GOAL OF THE EXERCISE
In the records below, work out how many lines hold the word "true". Report the number alone.

......

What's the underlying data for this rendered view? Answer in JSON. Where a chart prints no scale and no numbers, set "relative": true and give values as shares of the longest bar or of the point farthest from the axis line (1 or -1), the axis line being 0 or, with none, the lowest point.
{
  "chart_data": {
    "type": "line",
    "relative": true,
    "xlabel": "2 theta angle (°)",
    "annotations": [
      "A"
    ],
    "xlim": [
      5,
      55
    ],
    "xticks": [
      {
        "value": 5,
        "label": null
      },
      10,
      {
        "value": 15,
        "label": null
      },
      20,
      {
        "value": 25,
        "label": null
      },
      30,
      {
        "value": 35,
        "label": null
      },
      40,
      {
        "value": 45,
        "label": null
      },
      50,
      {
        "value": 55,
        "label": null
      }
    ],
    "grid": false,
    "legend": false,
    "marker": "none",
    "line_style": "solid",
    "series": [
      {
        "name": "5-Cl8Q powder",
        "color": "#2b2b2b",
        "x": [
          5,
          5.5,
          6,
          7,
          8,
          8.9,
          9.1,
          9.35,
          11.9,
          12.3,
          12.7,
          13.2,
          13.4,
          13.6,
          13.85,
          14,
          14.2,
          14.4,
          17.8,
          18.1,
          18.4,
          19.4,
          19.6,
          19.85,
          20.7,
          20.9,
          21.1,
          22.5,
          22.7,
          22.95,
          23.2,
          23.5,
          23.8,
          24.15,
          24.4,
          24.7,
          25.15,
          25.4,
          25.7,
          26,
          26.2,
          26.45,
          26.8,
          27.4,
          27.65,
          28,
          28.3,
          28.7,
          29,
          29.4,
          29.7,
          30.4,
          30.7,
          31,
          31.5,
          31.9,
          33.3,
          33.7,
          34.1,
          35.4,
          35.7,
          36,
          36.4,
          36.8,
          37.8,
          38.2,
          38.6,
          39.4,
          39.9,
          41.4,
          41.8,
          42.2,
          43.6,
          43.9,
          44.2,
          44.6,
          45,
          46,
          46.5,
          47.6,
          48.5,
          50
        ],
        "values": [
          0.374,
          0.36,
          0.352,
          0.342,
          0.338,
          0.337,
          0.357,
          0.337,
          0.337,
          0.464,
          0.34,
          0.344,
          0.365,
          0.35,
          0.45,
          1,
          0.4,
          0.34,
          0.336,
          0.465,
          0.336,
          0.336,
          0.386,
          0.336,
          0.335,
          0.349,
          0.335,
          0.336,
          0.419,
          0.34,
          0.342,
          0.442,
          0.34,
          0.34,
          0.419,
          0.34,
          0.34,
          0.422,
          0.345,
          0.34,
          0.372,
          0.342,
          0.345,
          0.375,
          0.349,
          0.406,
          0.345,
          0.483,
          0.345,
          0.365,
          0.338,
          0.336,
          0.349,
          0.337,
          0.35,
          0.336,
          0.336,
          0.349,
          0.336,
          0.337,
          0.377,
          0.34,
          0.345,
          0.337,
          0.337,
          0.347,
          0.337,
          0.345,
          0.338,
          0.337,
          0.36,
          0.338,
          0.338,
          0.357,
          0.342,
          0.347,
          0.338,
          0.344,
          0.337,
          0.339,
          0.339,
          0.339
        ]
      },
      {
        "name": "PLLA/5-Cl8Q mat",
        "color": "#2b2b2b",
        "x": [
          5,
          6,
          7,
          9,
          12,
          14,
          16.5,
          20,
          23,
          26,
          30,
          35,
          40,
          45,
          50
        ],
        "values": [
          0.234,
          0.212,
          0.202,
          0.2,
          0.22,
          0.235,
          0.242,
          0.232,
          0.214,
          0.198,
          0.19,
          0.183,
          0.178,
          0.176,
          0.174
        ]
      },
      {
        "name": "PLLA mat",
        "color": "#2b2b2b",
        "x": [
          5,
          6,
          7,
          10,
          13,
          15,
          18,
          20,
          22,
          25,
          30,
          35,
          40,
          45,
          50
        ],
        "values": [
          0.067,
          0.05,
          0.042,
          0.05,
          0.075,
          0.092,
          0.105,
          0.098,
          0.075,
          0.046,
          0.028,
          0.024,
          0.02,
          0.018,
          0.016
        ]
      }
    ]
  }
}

......

EXERCISE SOLUTION
2